___ Exercise inputs ___

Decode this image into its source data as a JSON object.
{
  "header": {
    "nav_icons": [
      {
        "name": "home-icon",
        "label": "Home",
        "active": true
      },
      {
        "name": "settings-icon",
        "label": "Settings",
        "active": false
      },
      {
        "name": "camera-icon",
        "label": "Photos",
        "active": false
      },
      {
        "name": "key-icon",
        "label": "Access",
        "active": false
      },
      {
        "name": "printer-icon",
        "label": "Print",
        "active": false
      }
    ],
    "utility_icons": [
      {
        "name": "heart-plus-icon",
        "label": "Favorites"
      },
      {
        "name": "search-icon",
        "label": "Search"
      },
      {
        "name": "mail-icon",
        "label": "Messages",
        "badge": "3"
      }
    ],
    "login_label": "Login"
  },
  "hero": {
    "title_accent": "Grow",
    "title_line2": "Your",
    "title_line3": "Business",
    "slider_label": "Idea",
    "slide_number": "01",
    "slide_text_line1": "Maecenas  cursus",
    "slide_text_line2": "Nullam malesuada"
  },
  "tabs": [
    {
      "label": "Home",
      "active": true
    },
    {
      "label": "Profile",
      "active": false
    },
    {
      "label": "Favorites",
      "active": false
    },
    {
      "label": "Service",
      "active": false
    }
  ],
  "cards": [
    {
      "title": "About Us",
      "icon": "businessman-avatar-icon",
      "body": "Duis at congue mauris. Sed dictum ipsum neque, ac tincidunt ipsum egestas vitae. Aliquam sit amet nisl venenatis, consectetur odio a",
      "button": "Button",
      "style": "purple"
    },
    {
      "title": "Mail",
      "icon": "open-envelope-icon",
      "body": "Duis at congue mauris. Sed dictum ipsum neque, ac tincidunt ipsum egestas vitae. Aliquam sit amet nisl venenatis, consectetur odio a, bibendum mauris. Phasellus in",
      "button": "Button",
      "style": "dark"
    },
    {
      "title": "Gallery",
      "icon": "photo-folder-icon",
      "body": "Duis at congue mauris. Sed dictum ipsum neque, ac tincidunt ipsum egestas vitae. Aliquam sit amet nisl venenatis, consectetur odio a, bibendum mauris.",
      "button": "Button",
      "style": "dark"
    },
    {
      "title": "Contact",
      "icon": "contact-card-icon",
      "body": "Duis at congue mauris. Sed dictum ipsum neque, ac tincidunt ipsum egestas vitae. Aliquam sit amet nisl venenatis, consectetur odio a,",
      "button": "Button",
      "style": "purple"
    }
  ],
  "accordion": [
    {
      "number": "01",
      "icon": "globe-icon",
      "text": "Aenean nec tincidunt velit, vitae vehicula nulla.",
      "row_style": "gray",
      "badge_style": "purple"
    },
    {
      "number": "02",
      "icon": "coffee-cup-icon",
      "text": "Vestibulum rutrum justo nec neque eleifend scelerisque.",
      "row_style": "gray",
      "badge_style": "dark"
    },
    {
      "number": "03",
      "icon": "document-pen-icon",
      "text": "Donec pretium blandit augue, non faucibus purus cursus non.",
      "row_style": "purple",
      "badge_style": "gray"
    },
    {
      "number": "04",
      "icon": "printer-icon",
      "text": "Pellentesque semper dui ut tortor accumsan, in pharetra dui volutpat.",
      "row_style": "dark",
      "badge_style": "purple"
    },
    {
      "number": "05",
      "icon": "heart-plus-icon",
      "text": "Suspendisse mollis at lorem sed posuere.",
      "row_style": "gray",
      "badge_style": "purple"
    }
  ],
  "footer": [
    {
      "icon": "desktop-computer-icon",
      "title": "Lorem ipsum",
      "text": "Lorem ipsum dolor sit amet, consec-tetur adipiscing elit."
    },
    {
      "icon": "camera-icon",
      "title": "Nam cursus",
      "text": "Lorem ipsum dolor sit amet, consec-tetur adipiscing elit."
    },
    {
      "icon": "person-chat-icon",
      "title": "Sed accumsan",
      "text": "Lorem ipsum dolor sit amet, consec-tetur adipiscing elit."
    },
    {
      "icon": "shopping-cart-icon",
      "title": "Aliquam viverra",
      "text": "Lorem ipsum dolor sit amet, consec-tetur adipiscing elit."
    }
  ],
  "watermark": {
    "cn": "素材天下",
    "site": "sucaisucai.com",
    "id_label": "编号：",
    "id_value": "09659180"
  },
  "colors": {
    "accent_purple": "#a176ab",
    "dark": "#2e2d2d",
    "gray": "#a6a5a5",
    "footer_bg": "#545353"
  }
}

___

Copy out the whole listing exactly as written.

* **Exercise answer**:
Decode this image into its source data as a JSON object.
{
  "header": {
    "nav_icons": [
      {
        "name": "home-icon",
        "label": "Home",
        "active": true
      },
      {
        "name": "settings-icon",
        "label": "Settings",
        "active": false
      },
      {
        "name": "camera-icon",
        "label": "Photos",
        "active": false
      },
      {
        "name": "key-icon",
        "label": "Access",
        "active": false
      },
      {
        "name": "printer-icon",
        "label": "Print",
        "active": false
      }
    ],
    "utility_icons": [
      {
        "name": "heart-plus-icon",
        "label": "Favorites"
      },
      {
        "name": "search-icon",
        "label": "Search"
      },
      {
        "name": "mail-icon",
        "label": "Messages",
        "badge": "3"
      }
    ],
    "login_label": "Login"
  },
  "hero": {
    "title_accent": "Grow",
    "title_line2": "Your",
    "title_line3": "Business",
    "slider_label": "Idea",
    "slide_number": "01",
    "slide_text_line1": "Maecenas  cursus",
    "slide_text_line2": "Nullam malesuada"
  },
  "tabs": [
    {
      "label": "Home",
      "active": true
    },
    {
      "label": "Profile",
      "active": false
    },
    {
      "label": "Favorites",
      "active": false
    },
    {
      "label": "Service",
      "active": false
    }
  ],
  "cards": [
    {
      "title": "About Us",
      "icon": "businessman-avatar-icon",
      "body": "Duis at congue mauris. Sed dictum ipsum neque, ac tincidunt ipsum egestas vitae. Aliquam sit amet nisl venenatis, consectetur odio a",
      "button": "Button",
      "style": "purple"
    },
    {
      "title": "Mail",
      "icon": "open-envelope-icon",
      "body": "Duis at congue mauris. Sed dictum ipsum neque, ac tincidunt ipsum egestas vitae. Aliquam sit amet nisl venenatis, consectetur odio a, bibendum mauris. Phasellus in",
      "button": "Button",
      "style": "dark"
    },
    {
      "title": "Gallery",
      "icon": "photo-folder-icon",
      "body": "Duis at congue mauris. Sed dictum ipsum neque, ac tincidunt ipsum egestas vitae. Aliquam sit amet nisl venenatis, consectetur odio a, bibendum mauris.",
      "button": "Button",
      "style": "dark"
    },
    {
      "title": "Contact",
      "icon": "contact-card-icon",
      "body": "Duis at congue mauris. Sed dictum ipsum neque, ac tincidunt ipsum egestas vitae. Aliquam sit amet nisl venenatis, consectetur odio a,",
      "button": "Button",
      "style": "purple"
    }
  ],
  "accordion": [
    {
      "number": "01",
      "icon": "globe-icon",
      "text": "Aenean nec tincidunt velit, vitae vehicula nulla.",
      "row_style": "gray",
      "badge_style": "purple"
    },
    {
      "number": "02",
      "icon": "coffee-cup-icon",
      "text": "Vestibulum rutrum justo nec neque eleifend scelerisque.",
      "row_style": "gray",
      "badge_style": "dark"
    },
    {
      "number": "03",
      "icon": "document-pen-icon",
      "text": "Donec pretium blandit augue, non faucibus purus cursus non.",
      "row_style": "purple",
      "badge_style": "gray"
    },
    {
      "number": "04",
      "icon": "printer-icon",
      "text": "Pellentesque semper dui ut tortor accumsan, in pharetra dui volutpat.",
      "row_style": "dark",
      "badge_style": "purple"
    },
    {
      "number": "05",
      "icon": "heart-plus-icon",
      "text": "Suspendisse mollis at lorem sed posuere.",
      "row_style": "gray",
      "badge_style": "purple"
    }
  ],
  "footer": [
    {
      "icon": "desktop-computer-icon",
      "title": "Lorem ipsum",
      "text": "Lorem ipsum dolor sit amet, consec-tetur adipiscing elit."
    },
    {
      "icon": "camera-icon",
      "title": "Nam cursus",
      "text": "Lorem ipsum dolor sit amet, consec-tetur adipiscing elit."
    },
    {
      "icon": "person-chat-icon",
      "title": "Sed accumsan",
      "text": "Lorem ipsum dolor sit amet, consec-tetur adipiscing elit."
    },
    {
      "icon": "shopping-cart-icon",
      "title": "Aliquam viverra",
      "text": "Lorem ipsum dolor sit amet, consec-tetur adipiscing elit."
    }
  ],
  "watermark": {
    "cn": "素材天下",
    "site": "sucaisucai.com",
    "id_label": "编号：",
    "id_value": "09659180"
  },
  "colors": {
    "accent_purple": "#a176ab",
    "dark": "#2e2d2d",
    "gray": "#a6a5a5",
    "footer_bg": "#545353"
  }
}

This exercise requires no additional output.